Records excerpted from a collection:
------------------------
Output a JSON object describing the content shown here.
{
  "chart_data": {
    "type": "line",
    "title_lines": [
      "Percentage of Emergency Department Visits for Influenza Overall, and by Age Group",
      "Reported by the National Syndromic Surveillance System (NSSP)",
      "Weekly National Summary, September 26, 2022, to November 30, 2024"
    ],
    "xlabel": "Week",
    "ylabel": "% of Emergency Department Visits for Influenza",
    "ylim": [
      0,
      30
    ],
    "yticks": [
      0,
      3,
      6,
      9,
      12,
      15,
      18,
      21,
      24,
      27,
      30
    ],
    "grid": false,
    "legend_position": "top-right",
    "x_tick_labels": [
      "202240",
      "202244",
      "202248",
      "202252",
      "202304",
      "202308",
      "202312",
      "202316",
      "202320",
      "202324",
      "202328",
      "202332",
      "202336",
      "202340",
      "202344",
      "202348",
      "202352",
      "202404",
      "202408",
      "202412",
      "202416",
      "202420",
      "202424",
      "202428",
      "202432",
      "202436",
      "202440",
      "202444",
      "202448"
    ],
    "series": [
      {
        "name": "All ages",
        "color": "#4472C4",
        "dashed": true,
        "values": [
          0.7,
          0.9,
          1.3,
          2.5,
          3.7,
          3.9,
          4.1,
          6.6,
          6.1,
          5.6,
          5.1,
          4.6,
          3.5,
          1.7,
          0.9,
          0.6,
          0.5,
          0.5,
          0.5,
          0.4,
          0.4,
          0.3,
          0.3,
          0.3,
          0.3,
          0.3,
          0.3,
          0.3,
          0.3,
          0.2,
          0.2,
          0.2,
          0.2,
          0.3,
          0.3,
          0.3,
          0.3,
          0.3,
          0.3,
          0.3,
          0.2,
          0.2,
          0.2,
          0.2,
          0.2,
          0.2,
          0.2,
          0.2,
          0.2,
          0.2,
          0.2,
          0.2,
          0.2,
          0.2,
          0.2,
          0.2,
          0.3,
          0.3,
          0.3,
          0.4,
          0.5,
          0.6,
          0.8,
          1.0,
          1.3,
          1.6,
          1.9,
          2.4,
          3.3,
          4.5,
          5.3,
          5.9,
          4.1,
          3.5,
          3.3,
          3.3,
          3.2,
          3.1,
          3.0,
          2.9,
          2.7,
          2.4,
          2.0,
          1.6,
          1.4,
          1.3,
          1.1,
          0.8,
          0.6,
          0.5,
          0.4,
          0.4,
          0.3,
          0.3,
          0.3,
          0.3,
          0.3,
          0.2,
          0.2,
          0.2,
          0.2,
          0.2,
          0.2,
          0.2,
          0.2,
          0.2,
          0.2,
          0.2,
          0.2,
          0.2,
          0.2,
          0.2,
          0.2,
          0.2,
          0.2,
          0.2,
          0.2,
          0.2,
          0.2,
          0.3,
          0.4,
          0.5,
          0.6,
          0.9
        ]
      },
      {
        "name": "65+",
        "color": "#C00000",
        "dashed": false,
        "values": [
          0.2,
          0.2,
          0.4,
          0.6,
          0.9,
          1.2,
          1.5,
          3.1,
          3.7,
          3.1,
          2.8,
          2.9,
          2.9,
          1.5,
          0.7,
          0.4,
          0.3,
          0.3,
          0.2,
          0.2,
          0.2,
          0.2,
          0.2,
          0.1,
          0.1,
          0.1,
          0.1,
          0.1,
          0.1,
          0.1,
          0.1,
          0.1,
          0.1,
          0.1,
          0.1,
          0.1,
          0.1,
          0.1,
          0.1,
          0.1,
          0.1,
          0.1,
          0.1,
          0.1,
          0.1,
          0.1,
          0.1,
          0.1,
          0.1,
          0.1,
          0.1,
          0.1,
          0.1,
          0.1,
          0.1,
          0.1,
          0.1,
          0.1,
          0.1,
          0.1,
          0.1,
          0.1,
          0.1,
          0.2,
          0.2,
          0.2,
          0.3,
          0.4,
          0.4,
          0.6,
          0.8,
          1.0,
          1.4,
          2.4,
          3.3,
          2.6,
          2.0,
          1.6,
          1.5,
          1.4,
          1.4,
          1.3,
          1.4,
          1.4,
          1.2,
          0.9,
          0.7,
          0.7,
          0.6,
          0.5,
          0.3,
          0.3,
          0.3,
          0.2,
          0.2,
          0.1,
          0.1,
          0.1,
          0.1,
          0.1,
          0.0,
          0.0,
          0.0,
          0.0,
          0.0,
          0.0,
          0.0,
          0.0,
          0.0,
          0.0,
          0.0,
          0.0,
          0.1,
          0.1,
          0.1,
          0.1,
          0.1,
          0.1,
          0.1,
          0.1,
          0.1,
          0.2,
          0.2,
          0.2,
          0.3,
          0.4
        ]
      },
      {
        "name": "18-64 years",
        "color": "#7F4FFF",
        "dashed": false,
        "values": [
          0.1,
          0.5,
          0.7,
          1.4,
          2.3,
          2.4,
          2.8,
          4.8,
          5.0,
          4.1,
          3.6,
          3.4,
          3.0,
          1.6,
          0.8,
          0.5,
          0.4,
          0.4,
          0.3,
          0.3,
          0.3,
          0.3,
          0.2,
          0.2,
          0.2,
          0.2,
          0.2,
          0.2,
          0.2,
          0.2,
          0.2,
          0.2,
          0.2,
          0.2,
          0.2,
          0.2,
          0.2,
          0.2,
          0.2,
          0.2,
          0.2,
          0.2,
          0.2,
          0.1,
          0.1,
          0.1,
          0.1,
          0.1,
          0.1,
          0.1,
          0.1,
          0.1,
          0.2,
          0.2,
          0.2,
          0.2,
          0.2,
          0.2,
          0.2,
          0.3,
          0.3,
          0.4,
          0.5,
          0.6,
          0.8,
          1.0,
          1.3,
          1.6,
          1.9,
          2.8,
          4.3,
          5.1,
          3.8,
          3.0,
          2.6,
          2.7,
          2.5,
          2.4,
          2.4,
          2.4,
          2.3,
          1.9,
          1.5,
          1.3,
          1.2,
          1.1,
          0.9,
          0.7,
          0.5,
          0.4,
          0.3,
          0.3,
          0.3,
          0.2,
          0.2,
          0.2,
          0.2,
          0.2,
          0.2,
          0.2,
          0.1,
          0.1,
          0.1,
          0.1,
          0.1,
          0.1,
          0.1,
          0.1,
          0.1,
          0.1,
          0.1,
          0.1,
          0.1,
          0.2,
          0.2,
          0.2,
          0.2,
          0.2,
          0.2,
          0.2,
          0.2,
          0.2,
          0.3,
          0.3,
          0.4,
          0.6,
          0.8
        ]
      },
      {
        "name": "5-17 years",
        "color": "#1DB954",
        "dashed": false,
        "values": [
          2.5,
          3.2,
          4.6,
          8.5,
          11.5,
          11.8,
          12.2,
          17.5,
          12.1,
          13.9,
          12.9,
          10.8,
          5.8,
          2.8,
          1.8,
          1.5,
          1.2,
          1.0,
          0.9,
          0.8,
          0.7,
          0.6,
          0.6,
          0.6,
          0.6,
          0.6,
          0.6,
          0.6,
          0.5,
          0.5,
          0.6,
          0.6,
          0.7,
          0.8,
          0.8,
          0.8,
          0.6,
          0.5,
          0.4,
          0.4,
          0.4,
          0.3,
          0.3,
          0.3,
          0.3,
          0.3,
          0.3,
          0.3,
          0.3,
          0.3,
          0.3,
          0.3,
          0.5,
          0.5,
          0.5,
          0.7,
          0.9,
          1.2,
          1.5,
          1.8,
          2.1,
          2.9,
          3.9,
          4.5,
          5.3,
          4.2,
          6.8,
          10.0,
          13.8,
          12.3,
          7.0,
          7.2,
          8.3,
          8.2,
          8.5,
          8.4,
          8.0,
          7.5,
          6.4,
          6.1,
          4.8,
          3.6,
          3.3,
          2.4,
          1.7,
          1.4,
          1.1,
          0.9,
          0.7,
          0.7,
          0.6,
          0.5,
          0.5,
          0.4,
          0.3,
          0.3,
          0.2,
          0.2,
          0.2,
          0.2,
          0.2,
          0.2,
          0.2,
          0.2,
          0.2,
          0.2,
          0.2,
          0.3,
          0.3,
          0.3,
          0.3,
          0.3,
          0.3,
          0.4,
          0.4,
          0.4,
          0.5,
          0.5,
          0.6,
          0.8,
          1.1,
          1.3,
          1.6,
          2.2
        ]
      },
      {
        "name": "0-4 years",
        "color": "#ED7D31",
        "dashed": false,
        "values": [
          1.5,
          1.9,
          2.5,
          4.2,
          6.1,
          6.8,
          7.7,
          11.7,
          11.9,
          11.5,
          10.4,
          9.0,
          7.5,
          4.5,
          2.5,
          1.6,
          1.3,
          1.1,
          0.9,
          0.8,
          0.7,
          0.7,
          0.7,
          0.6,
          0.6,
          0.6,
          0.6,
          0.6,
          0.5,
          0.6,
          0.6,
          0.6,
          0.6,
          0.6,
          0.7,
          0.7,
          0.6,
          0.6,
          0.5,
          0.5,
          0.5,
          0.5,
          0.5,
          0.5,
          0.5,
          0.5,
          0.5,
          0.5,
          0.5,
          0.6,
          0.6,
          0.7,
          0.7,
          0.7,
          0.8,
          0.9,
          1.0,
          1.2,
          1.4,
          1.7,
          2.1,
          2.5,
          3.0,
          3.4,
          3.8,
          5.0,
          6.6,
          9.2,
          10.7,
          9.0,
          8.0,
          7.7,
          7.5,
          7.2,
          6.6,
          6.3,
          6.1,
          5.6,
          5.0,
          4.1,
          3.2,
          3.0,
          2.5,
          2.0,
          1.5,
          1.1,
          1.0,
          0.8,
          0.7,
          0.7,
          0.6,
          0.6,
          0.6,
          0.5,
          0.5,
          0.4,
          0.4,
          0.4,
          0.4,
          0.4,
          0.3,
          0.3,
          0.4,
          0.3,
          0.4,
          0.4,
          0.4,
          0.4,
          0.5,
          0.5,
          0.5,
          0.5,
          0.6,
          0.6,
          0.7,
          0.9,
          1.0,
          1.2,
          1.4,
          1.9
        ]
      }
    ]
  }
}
------------------------
What is asked:
Pick every line with "color" in it and copy it.

Full output:
        "color": "#4472C4",
        "color": "#C00000",
        "color": "#7F4FFF",
        "color": "#1DB954",
        "color": "#ED7D31",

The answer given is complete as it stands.